[Data records]
________________________________________
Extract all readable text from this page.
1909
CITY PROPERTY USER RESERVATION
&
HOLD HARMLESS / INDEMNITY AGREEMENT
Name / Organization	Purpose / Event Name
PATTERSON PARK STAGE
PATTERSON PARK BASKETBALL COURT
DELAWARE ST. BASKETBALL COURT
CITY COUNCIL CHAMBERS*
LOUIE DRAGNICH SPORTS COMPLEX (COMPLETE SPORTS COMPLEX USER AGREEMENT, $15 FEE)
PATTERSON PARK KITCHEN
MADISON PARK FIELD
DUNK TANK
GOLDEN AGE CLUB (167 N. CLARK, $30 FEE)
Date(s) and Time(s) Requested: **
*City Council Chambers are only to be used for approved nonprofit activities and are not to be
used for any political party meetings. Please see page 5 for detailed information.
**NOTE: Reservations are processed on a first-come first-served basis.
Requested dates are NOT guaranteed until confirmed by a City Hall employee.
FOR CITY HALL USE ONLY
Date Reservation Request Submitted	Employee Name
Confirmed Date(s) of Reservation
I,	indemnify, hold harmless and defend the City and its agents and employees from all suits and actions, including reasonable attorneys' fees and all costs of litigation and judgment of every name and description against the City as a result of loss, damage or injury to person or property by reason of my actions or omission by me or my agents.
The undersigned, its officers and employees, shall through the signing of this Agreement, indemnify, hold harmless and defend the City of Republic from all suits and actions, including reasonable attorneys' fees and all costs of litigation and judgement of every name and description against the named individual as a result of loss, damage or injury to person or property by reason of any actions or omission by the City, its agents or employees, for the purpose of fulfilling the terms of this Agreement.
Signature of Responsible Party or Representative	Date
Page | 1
________________________________________
## Work to complete
Restate the records, all of them, precisely as written.

## Response to this task
Extract all readable text from this page.
1909
CITY PROPERTY USER RESERVATION
&
HOLD HARMLESS / INDEMNITY AGREEMENT
Name / Organization	Purpose / Event Name
PATTERSON PARK STAGE
PATTERSON PARK BASKETBALL COURT
DELAWARE ST. BASKETBALL COURT
CITY COUNCIL CHAMBERS*
LOUIE DRAGNICH SPORTS COMPLEX (COMPLETE SPORTS COMPLEX USER AGREEMENT, $15 FEE)
PATTERSON PARK KITCHEN
MADISON PARK FIELD
DUNK TANK
GOLDEN AGE CLUB (167 N. CLARK, $30 FEE)
Date(s) and Time(s) Requested: **
*City Council Chambers are only to be used for approved nonprofit activities and are not to be
used for any political party meetings. Please see page 5 for detailed information.
**NOTE: Reservations are processed on a first-come first-served basis.
Requested dates are NOT guaranteed until confirmed by a City Hall employee.
FOR CITY HALL USE ONLY
Date Reservation Request Submitted	Employee Name
Confirmed Date(s) of Reservation
I,	indemnify, hold harmless and defend the City and its agents and employees from all suits and actions, including reasonable attorneys' fees and all costs of litigation and judgment of every name and description against the City as a result of loss, damage or injury to person or property by reason of my actions or omission by me or my agents.
The undersigned, its officers and employees, shall through the signing of this Agreement, indemnify, hold harmless and defend the City of Republic from all suits and actions, including reasonable attorneys' fees and all costs of litigation and judgement of every name and description against the named individual as a result of loss, damage or injury to person or property by reason of any actions or omission by the City, its agents or employees, for the purpose of fulfilling the terms of this Agreement.
Signature of Responsible Party or Representative	Date
Page | 1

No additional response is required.